• [Instructions to follow] Go through the data below and gather each line containing "picture".

• [Records to process]

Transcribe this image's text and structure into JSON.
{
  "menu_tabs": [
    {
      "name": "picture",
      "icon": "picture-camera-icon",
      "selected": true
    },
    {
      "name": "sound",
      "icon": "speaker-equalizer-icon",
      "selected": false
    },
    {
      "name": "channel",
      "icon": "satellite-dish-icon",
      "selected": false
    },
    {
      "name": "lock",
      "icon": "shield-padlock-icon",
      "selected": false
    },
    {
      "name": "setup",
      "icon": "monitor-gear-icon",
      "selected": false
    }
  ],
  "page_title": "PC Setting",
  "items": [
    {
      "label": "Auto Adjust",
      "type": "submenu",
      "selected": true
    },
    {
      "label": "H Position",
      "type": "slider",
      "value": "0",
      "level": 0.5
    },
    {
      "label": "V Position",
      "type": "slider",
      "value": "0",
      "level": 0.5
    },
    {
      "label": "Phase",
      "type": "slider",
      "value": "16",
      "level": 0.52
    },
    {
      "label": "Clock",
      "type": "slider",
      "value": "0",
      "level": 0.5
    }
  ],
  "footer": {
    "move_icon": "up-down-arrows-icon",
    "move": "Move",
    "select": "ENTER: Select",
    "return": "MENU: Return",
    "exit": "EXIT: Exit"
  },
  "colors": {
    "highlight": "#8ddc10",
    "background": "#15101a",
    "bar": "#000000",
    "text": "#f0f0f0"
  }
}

• [Solution to the exercise]
      "name": "picture",
      "icon": "picture-camera-icon",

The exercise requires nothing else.